=== EXTRACTED MATERIAL ===
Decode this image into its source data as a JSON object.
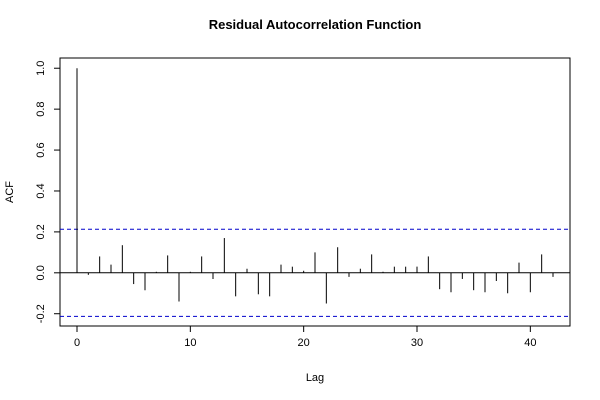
{
  "chart_data": {
    "type": "bar",
    "title": "Residual Autocorrelation Function",
    "xlabel": "Lag",
    "ylabel": "ACF",
    "xlim": [
      -1.5,
      43.5
    ],
    "ylim": [
      -0.26,
      1.05
    ],
    "xticks": [
      0,
      10,
      20,
      30,
      40
    ],
    "yticks": [
      -0.2,
      0.0,
      0.2,
      0.4,
      0.6,
      0.8,
      1.0
    ],
    "ytick_labels": [
      "-0.2",
      "0.0",
      "0.2",
      "0.4",
      "0.6",
      "0.8",
      "1.0"
    ],
    "lags": [
      0,
      1,
      2,
      3,
      4,
      5,
      6,
      7,
      8,
      9,
      10,
      11,
      12,
      13,
      14,
      15,
      16,
      17,
      18,
      19,
      20,
      21,
      22,
      23,
      24,
      25,
      26,
      27,
      28,
      29,
      30,
      31,
      32,
      33,
      34,
      35,
      36,
      37,
      38,
      39,
      40,
      41,
      42
    ],
    "values": [
      1.0,
      -0.01,
      0.08,
      0.04,
      0.135,
      -0.055,
      -0.085,
      0.005,
      0.085,
      -0.14,
      0.005,
      0.08,
      -0.03,
      0.17,
      -0.115,
      0.02,
      -0.105,
      -0.115,
      0.04,
      0.03,
      0.01,
      0.1,
      -0.15,
      0.125,
      -0.02,
      0.02,
      0.09,
      0.005,
      0.03,
      0.03,
      0.03,
      0.08,
      -0.08,
      -0.095,
      -0.03,
      -0.085,
      -0.095,
      -0.04,
      -0.1,
      0.05,
      -0.095,
      0.09,
      -0.02
    ],
    "confidence_limit": 0.213,
    "confidence_color": "#0000cc",
    "bar_color": "#000000",
    "zero_line": true,
    "grid": false,
    "legend": "none"
  }
}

=== GOAL OF THE EXERCISE ===
Keep the pictures out and write out the records exactly.

=== OUTPUT OF THE TASK ===
Decode this image into its source data as a JSON object.
{
  "chart_data": {
    "type": "bar",
    "title": "Residual Autocorrelation Function",
    "xlabel": "Lag",
    "ylabel": "ACF",
    "xlim": [
      -1.5,
      43.5
    ],
    "ylim": [
      -0.26,
      1.05
    ],
    "xticks": [
      0,
      10,
      20,
      30,
      40
    ],
    "yticks": [
      -0.2,
      0.0,
      0.2,
      0.4,
      0.6,
      0.8,
      1.0
    ],
    "ytick_labels": [
      "-0.2",
      "0.0",
      "0.2",
      "0.4",
      "0.6",
      "0.8",
      "1.0"
    ],
    "lags": [
      0,
      1,
      2,
      3,
      4,
      5,
      6,
      7,
      8,
      9,
      10,
      11,
      12,
      13,
      14,
      15,
      16,
      17,
      18,
      19,
      20,
      21,
      22,
      23,
      24,
      25,
      26,
      27,
      28,
      29,
      30,
      31,
      32,
      33,
      34,
      35,
      36,
      37,
      38,
      39,
      40,
      41,
      42
    ],
    "values": [
      1.0,
      -0.01,
      0.08,
      0.04,
      0.135,
      -0.055,
      -0.085,
      0.005,
      0.085,
      -0.14,
      0.005,
      0.08,
      -0.03,
      0.17,
      -0.115,
      0.02,
      -0.105,
      -0.115,
      0.04,
      0.03,
      0.01,
      0.1,
      -0.15,
      0.125,
      -0.02,
      0.02,
      0.09,
      0.005,
      0.03,
      0.03,
      0.03,
      0.08,
      -0.08,
      -0.095,
      -0.03,
      -0.085,
      -0.095,
      -0.04,
      -0.1,
      0.05,
      -0.095,
      0.09,
      -0.02
    ],
    "confidence_limit": 0.213,
    "confidence_color": "#0000cc",
    "bar_color": "#000000",
    "zero_line": true,
    "grid": false,
    "legend": "none"
  }
}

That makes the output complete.